▶ **Task statement**: Search the listing below for the string "document" and show each line that contains it.

▶ **Dataset items**:
--- START ---

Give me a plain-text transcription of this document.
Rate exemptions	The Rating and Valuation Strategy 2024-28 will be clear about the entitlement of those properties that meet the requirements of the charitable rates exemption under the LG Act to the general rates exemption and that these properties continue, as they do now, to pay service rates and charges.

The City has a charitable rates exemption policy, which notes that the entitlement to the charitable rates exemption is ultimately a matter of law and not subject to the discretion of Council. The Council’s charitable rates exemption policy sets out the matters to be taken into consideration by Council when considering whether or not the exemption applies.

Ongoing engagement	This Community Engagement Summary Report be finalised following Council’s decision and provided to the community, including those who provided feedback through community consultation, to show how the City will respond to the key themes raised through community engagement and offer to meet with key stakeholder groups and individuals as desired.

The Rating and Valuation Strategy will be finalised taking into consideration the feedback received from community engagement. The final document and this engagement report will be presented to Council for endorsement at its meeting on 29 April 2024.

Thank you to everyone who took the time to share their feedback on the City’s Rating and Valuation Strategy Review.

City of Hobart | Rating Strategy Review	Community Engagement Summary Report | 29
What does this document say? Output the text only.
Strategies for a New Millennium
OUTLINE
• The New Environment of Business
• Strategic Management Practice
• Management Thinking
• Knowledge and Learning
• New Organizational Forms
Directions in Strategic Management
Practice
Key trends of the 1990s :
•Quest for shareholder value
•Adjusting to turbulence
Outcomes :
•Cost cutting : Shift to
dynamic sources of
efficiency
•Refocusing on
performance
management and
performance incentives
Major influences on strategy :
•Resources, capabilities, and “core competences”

--- END ---

▶ **The answer**:
Give me a plain-text transcription of this document.
The Rating and Valuation Strategy will be finalised taking into consideration the feedback received from community engagement. The final document and this engagement report will be presented to Council for endorsement at its meeting on 29 April 2024.
What does this document say? Output the text only.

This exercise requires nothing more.